* _Directions for this task_
Return all the entries exactly, keeping pictures out.

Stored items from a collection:

__________________________________________________

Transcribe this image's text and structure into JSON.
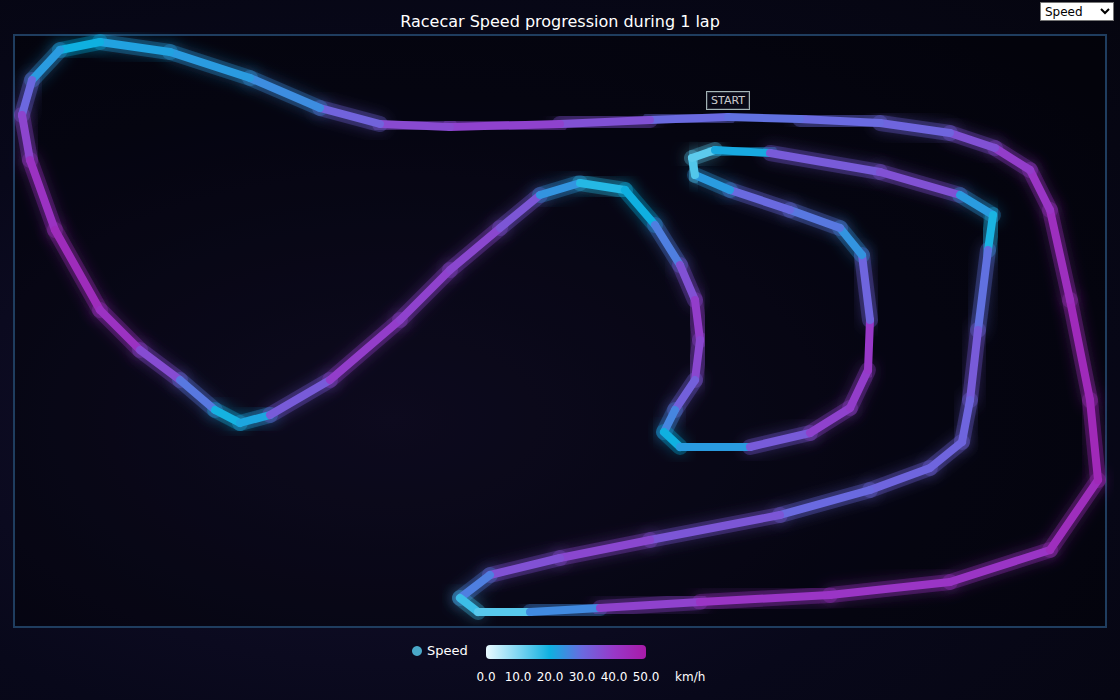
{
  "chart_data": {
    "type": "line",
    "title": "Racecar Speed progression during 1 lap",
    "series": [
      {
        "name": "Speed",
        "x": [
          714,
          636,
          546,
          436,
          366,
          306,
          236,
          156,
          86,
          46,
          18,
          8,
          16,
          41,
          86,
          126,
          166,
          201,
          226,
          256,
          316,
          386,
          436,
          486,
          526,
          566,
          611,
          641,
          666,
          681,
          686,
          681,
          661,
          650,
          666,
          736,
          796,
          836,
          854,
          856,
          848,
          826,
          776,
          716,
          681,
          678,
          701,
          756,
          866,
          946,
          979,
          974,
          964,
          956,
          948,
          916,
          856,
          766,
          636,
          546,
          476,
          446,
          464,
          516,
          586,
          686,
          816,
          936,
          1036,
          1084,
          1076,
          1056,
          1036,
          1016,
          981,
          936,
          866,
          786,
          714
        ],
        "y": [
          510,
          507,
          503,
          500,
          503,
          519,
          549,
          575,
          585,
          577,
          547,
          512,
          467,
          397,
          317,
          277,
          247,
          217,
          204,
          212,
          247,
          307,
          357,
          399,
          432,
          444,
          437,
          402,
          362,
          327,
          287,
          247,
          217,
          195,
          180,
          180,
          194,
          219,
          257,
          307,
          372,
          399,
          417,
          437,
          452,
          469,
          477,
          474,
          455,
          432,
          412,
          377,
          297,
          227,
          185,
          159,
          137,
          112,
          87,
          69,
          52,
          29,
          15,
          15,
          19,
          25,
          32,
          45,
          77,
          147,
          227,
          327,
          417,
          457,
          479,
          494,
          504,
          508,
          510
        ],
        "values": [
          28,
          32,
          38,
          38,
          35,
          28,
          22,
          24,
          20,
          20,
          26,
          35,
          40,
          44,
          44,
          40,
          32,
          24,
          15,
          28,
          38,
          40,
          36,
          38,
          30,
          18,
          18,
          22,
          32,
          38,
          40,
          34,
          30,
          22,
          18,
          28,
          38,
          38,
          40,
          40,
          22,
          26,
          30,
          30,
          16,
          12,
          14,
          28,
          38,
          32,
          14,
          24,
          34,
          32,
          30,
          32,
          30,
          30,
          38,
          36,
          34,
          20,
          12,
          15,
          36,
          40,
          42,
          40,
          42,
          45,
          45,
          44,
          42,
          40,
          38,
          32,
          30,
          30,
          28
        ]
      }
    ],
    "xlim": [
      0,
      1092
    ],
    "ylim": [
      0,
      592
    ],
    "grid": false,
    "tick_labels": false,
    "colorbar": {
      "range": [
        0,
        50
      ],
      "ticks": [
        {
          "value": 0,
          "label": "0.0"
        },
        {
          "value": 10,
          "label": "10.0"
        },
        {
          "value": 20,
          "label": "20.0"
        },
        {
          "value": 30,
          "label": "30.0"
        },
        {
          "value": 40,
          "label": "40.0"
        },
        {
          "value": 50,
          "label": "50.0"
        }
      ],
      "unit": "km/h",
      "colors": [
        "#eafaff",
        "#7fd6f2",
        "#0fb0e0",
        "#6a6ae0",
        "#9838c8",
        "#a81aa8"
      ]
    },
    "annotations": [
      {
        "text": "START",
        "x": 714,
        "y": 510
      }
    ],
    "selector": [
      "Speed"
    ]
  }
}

__________________________________________________

* _Task solution_
Transcribe this image's text and structure into JSON.
{
  "chart_data": {
    "type": "line",
    "title": "Racecar Speed progression during 1 lap",
    "series": [
      {
        "name": "Speed",
        "x": [
          714,
          636,
          546,
          436,
          366,
          306,
          236,
          156,
          86,
          46,
          18,
          8,
          16,
          41,
          86,
          126,
          166,
          201,
          226,
          256,
          316,
          386,
          436,
          486,
          526,
          566,
          611,
          641,
          666,
          681,
          686,
          681,
          661,
          650,
          666,
          736,
          796,
          836,
          854,
          856,
          848,
          826,
          776,
          716,
          681,
          678,
          701,
          756,
          866,
          946,
          979,
          974,
          964,
          956,
          948,
          916,
          856,
          766,
          636,
          546,
          476,
          446,
          464,
          516,
          586,
          686,
          816,
          936,
          1036,
          1084,
          1076,
          1056,
          1036,
          1016,
          981,
          936,
          866,
          786,
          714
        ],
        "y": [
          510,
          507,
          503,
          500,
          503,
          519,
          549,
          575,
          585,
          577,
          547,
          512,
          467,
          397,
          317,
          277,
          247,
          217,
          204,
          212,
          247,
          307,
          357,
          399,
          432,
          444,
          437,
          402,
          362,
          327,
          287,
          247,
          217,
          195,
          180,
          180,
          194,
          219,
          257,
          307,
          372,
          399,
          417,
          437,
          452,
          469,
          477,
          474,
          455,
          432,
          412,
          377,
          297,
          227,
          185,
          159,
          137,
          112,
          87,
          69,
          52,
          29,
          15,
          15,
          19,
          25,
          32,
          45,
          77,
          147,
          227,
          327,
          417,
          457,
          479,
          494,
          504,
          508,
          510
        ],
        "values": [
          28,
          32,
          38,
          38,
          35,
          28,
          22,
          24,
          20,
          20,
          26,
          35,
          40,
          44,
          44,
          40,
          32,
          24,
          15,
          28,
          38,
          40,
          36,
          38,
          30,
          18,
          18,
          22,
          32,
          38,
          40,
          34,
          30,
          22,
          18,
          28,
          38,
          38,
          40,
          40,
          22,
          26,
          30,
          30,
          16,
          12,
          14,
          28,
          38,
          32,
          14,
          24,
          34,
          32,
          30,
          32,
          30,
          30,
          38,
          36,
          34,
          20,
          12,
          15,
          36,
          40,
          42,
          40,
          42,
          45,
          45,
          44,
          42,
          40,
          38,
          32,
          30,
          30,
          28
        ]
      }
    ],
    "xlim": [
      0,
      1092
    ],
    "ylim": [
      0,
      592
    ],
    "grid": false,
    "tick_labels": false,
    "colorbar": {
      "range": [
        0,
        50
      ],
      "ticks": [
        {
          "value": 0,
          "label": "0.0"
        },
        {
          "value": 10,
          "label": "10.0"
        },
        {
          "value": 20,
          "label": "20.0"
        },
        {
          "value": 30,
          "label": "30.0"
        },
        {
          "value": 40,
          "label": "40.0"
        },
        {
          "value": 50,
          "label": "50.0"
        }
      ],
      "unit": "km/h",
      "colors": [
        "#eafaff",
        "#7fd6f2",
        "#0fb0e0",
        "#6a6ae0",
        "#9838c8",
        "#a81aa8"
      ]
    },
    "annotations": [
      {
        "text": "START",
        "x": 714,
        "y": 510
      }
    ],
    "selector": [
      "Speed"
    ]
  }
}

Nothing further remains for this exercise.